Stored records
══════

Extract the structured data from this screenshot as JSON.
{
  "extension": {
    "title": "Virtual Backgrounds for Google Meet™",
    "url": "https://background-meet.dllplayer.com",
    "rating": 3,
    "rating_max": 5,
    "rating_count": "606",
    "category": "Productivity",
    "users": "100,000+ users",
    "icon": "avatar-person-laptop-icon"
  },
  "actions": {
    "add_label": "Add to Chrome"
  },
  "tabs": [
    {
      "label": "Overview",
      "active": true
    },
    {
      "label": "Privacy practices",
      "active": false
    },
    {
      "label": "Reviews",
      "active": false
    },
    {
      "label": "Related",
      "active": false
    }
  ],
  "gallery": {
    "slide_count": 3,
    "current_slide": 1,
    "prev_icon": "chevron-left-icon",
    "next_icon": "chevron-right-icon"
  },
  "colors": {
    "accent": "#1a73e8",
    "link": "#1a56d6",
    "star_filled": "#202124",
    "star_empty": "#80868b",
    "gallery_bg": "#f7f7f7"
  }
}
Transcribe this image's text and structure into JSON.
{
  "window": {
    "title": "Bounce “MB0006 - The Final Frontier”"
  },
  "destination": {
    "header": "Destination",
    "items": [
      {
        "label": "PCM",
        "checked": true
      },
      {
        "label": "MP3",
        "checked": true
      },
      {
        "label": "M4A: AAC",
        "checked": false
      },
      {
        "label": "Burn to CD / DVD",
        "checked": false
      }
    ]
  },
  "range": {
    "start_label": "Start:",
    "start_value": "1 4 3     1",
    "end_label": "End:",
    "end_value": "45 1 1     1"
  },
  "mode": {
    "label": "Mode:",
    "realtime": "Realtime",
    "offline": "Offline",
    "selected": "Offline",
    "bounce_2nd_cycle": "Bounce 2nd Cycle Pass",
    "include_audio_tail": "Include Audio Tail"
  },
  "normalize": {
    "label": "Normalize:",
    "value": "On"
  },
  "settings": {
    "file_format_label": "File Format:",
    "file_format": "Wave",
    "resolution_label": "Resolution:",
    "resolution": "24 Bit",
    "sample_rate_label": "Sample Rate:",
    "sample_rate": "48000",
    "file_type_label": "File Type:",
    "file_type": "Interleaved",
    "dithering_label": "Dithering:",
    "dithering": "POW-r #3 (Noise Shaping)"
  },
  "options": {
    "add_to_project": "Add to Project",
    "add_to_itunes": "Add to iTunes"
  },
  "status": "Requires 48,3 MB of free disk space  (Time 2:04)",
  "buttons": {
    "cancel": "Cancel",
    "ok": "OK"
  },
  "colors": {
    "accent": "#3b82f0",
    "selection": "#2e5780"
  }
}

══════

SHORT PROBLEM:
Say, as a number only, how many lines of the data contain "icon".

WORKED SOLUTION:
3